Copy, from the entries below, each line in which the string "hade" appears.

DATA RECORDS below:

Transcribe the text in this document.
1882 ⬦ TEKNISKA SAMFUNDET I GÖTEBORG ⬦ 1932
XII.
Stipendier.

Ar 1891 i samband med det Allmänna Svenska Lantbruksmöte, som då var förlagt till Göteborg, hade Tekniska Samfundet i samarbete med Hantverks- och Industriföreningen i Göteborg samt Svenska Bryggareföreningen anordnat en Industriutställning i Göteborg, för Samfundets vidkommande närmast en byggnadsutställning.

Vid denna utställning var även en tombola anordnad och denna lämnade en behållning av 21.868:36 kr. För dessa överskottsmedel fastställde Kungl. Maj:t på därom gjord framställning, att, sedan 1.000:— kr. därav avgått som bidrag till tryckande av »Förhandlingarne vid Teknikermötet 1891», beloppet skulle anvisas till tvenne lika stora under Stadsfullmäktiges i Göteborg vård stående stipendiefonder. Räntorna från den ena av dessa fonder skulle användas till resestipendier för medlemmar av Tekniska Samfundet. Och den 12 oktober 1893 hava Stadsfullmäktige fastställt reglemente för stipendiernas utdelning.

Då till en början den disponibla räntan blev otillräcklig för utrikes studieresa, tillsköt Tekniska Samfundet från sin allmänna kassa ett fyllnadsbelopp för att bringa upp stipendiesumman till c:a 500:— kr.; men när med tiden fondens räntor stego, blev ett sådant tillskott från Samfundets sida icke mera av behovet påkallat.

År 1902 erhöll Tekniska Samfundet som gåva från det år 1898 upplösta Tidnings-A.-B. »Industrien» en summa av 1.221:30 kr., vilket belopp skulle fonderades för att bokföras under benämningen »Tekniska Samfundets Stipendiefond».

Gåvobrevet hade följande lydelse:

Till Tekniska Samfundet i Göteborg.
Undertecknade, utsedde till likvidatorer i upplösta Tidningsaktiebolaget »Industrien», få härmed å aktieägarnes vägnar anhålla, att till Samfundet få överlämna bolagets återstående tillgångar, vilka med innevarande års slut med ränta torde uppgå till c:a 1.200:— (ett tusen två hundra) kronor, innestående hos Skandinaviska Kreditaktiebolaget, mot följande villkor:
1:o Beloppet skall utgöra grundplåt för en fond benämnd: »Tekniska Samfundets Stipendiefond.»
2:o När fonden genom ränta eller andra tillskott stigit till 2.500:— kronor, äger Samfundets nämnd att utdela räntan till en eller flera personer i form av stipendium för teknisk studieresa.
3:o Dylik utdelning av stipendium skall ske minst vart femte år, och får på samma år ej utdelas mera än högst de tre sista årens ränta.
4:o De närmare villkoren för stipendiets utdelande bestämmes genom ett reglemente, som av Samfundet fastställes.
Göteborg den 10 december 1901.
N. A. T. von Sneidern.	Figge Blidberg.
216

End of DATA RECORDS.

• WRITTEN ANSWER:
Ar 1891 i samband med det Allmänna Svenska Lantbruksmöte, som då var förlagt till Göteborg, hade Tekniska Samfundet i samarbete med Hantverks- och Industriföreningen i Göteborg samt Svenska Bryggareföreningen anordnat en Industriutställning i Göteborg, för Samfundets vidkommande närmast en byggnadsutställning.
Gåvobrevet hade följande lydelse:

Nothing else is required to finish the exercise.